__TASK GOAL__.
List all lines of the data containing the word "type".

— START GIVEN DATA —

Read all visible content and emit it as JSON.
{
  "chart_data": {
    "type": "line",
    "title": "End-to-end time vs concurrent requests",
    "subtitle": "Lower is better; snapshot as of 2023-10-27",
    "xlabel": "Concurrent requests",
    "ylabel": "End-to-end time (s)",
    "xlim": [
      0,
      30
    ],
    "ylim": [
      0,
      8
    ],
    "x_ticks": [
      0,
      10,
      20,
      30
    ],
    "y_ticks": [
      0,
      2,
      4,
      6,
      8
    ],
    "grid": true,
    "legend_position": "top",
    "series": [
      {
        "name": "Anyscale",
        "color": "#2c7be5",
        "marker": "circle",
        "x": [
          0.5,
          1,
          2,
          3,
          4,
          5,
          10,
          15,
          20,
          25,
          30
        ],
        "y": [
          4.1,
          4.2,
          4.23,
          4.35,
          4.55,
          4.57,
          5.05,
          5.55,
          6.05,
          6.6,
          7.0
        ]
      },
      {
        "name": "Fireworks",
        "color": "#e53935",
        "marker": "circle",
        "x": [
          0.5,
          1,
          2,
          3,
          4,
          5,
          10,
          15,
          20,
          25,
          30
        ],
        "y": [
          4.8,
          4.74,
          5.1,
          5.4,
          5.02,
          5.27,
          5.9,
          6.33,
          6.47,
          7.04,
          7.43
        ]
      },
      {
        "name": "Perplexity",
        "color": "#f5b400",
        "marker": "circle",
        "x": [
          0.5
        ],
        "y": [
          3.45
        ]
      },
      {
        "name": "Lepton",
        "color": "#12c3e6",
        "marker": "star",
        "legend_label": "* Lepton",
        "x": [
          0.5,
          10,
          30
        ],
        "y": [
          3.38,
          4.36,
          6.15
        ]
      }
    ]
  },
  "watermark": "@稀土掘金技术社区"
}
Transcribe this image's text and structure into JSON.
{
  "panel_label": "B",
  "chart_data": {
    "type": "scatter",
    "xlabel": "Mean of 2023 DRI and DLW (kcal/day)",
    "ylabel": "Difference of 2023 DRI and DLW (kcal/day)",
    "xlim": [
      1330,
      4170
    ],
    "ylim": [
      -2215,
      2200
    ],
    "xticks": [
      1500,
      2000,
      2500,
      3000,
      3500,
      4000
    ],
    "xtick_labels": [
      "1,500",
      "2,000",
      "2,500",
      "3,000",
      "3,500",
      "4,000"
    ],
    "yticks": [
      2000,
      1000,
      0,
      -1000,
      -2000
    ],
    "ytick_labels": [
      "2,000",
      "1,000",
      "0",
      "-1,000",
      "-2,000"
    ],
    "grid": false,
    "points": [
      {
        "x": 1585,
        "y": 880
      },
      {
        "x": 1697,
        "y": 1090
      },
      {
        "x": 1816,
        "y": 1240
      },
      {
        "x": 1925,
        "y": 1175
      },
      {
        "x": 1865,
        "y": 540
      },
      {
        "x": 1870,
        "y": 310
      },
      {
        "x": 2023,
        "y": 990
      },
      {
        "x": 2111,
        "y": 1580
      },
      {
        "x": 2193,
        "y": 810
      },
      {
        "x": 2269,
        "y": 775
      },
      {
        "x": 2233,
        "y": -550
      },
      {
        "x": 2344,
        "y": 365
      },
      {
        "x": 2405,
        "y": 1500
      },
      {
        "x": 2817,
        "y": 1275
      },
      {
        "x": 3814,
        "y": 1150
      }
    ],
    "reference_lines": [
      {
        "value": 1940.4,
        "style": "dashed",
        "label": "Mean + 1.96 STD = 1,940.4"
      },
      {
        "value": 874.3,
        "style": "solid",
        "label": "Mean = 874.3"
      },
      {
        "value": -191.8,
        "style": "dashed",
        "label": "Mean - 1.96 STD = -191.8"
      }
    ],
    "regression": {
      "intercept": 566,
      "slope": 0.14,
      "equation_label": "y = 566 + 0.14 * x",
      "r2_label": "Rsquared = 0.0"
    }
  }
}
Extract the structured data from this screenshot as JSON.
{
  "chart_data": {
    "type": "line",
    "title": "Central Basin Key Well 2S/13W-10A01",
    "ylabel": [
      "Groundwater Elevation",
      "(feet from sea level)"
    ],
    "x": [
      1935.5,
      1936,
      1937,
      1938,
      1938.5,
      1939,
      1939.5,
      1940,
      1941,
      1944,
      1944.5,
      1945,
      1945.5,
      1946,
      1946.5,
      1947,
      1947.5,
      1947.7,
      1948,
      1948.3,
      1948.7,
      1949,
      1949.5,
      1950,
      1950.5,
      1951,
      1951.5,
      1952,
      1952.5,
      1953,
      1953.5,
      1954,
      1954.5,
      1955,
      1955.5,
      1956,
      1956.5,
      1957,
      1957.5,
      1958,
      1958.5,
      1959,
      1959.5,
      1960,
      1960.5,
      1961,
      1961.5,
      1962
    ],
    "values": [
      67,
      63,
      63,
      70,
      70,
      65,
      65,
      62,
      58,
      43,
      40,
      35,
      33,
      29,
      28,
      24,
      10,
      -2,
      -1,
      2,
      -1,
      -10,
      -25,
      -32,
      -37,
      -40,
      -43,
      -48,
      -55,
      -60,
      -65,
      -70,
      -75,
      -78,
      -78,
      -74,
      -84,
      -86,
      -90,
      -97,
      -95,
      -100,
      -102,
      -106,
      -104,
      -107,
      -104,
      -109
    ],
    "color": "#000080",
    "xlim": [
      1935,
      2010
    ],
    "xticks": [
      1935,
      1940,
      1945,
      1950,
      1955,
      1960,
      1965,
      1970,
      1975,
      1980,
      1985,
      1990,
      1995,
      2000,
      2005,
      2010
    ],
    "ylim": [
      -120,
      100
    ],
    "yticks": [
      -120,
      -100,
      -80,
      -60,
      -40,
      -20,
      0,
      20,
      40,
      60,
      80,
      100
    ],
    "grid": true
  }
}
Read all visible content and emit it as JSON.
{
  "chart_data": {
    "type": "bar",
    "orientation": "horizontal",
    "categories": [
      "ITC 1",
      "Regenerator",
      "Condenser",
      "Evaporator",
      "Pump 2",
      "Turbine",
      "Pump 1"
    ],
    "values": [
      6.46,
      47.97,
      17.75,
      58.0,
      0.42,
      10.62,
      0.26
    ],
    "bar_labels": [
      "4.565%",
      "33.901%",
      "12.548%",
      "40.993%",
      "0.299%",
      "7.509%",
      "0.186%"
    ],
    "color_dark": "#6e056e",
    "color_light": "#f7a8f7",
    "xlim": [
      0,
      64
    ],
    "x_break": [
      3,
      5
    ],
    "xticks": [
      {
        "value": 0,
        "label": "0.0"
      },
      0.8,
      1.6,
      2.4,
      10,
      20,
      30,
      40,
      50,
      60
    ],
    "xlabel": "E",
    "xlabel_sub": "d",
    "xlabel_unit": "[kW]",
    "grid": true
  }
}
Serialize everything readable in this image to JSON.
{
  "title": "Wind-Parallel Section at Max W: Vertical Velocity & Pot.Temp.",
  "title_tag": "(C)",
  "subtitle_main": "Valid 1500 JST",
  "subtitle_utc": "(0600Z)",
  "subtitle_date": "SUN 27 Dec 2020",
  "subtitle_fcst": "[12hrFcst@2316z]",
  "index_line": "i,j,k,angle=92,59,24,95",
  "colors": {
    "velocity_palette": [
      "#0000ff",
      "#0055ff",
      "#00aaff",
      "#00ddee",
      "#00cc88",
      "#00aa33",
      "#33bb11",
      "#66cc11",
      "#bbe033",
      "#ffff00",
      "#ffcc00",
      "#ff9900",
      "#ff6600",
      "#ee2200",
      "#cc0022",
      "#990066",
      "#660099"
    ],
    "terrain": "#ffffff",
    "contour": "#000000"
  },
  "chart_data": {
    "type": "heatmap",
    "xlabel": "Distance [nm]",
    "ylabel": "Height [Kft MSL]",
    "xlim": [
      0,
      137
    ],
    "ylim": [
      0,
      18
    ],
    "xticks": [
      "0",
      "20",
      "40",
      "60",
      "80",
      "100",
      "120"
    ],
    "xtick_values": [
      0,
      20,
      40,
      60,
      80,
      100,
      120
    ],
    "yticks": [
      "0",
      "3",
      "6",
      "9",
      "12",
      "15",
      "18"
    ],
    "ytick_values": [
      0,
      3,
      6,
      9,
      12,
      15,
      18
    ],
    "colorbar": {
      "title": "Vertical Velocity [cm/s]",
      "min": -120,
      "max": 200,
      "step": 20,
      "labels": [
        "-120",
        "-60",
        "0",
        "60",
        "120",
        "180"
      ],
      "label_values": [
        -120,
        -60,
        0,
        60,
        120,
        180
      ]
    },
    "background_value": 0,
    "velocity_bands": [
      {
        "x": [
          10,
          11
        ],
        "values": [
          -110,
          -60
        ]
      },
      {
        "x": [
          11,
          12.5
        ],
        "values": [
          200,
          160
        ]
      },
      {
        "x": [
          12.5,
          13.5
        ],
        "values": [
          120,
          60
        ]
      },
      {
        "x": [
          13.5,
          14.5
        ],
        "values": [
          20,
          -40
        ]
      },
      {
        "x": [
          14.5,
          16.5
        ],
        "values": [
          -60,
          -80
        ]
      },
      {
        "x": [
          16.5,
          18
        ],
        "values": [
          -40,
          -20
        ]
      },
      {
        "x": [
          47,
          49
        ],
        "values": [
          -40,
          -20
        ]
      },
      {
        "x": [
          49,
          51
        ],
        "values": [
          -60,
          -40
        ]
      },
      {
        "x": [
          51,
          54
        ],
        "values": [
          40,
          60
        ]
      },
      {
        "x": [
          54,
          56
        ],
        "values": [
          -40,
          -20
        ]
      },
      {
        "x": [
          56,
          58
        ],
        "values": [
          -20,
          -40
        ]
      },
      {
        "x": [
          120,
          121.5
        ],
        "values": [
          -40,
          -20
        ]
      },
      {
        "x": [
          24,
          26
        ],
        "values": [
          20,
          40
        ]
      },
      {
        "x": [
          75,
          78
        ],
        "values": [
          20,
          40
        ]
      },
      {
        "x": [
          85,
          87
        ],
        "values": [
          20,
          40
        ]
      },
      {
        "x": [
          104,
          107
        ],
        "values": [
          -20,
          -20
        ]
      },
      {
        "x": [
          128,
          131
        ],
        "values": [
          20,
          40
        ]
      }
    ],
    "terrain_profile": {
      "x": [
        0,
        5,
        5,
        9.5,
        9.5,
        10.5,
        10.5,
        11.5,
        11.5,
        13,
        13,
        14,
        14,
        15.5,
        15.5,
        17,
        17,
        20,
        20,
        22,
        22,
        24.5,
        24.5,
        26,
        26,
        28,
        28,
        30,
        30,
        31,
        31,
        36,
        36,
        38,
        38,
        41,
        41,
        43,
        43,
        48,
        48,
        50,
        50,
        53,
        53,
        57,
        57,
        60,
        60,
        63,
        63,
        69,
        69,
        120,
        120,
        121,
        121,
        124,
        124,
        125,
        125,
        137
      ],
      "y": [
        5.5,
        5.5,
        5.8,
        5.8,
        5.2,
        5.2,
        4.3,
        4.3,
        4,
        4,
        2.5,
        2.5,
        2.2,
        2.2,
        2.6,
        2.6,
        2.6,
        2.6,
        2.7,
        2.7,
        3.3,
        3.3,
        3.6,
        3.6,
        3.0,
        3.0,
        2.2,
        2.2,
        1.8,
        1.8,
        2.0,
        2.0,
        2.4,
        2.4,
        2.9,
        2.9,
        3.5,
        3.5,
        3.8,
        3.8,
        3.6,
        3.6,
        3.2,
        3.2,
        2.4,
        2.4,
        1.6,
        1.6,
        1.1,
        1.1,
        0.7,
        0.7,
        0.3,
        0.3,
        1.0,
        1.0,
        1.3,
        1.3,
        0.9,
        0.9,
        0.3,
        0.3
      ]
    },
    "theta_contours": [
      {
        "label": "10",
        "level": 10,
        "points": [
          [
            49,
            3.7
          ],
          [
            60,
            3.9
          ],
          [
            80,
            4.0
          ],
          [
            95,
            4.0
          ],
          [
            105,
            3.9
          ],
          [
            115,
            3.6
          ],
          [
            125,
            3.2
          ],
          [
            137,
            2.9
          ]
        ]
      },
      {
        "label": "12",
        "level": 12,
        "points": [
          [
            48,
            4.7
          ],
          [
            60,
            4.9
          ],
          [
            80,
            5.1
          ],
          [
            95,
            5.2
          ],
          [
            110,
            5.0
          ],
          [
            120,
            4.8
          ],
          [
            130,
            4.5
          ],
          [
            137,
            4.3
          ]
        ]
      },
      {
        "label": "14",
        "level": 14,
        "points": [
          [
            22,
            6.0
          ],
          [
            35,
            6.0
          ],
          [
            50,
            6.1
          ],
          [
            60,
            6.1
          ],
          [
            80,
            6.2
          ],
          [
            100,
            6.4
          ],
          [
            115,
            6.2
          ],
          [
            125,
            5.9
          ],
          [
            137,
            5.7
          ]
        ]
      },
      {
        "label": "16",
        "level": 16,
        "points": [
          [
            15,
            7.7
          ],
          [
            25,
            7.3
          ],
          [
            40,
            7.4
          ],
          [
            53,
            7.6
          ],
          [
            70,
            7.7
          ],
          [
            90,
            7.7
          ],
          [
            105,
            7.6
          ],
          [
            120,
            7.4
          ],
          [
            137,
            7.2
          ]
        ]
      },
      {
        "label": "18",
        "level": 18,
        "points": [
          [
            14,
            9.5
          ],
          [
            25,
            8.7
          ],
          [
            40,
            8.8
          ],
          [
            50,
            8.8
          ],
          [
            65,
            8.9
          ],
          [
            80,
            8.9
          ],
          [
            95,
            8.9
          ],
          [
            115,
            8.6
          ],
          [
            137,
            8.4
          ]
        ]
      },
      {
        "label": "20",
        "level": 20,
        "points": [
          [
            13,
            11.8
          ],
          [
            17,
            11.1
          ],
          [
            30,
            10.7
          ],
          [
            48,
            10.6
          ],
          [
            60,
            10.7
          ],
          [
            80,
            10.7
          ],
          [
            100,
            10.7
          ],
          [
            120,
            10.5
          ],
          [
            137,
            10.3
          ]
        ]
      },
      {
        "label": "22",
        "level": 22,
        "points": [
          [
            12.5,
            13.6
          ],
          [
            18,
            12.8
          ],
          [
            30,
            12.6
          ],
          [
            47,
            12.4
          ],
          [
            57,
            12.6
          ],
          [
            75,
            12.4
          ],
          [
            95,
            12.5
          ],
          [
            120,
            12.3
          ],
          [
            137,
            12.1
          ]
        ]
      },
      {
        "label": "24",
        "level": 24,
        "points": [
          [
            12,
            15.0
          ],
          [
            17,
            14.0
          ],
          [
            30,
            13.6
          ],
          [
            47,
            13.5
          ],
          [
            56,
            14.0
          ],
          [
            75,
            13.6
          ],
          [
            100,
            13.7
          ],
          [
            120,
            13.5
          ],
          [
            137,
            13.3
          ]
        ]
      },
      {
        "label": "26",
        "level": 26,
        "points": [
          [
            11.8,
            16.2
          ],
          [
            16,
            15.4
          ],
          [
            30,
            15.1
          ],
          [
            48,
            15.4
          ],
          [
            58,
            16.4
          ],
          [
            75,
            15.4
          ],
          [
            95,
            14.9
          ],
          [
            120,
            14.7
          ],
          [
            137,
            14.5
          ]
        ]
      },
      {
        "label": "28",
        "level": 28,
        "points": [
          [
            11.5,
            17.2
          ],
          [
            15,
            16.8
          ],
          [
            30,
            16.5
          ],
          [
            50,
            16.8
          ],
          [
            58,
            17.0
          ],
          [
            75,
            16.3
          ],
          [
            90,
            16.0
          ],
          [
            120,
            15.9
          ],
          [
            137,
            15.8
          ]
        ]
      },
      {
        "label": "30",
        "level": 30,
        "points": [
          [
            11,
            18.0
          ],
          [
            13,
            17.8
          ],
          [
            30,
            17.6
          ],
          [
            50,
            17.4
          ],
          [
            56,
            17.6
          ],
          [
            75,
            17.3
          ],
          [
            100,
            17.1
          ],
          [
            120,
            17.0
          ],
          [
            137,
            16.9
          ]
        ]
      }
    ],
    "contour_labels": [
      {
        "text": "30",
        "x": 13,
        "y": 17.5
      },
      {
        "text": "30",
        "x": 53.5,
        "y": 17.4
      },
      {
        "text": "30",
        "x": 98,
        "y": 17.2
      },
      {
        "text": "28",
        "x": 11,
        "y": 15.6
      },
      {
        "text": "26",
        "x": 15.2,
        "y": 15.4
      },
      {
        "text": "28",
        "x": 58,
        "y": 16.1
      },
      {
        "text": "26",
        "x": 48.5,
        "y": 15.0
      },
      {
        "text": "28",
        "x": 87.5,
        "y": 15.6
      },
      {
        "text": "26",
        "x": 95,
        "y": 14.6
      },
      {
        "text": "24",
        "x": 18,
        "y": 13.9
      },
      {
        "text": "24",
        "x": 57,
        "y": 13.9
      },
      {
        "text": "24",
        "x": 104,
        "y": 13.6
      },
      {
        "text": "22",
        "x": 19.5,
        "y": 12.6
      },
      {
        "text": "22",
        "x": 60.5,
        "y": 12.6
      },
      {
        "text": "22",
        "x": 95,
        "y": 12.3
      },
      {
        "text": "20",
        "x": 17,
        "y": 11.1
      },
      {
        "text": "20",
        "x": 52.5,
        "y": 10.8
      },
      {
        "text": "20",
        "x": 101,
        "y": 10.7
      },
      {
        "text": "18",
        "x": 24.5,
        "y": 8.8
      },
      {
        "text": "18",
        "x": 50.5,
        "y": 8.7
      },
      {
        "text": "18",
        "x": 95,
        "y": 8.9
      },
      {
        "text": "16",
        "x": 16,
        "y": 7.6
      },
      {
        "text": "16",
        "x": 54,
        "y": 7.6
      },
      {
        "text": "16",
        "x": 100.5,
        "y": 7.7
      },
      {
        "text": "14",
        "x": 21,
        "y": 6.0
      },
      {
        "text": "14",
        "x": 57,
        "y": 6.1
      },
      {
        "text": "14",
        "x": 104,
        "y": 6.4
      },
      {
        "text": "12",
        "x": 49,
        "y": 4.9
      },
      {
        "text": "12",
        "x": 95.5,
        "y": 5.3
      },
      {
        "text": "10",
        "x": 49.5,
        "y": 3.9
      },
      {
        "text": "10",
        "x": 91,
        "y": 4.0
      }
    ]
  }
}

— END GIVEN DATA —

__TASK SOLUTION__.
    "type": "line",
    "type": "scatter",
    "type": "line",
    "type": "bar",
    "type": "heatmap",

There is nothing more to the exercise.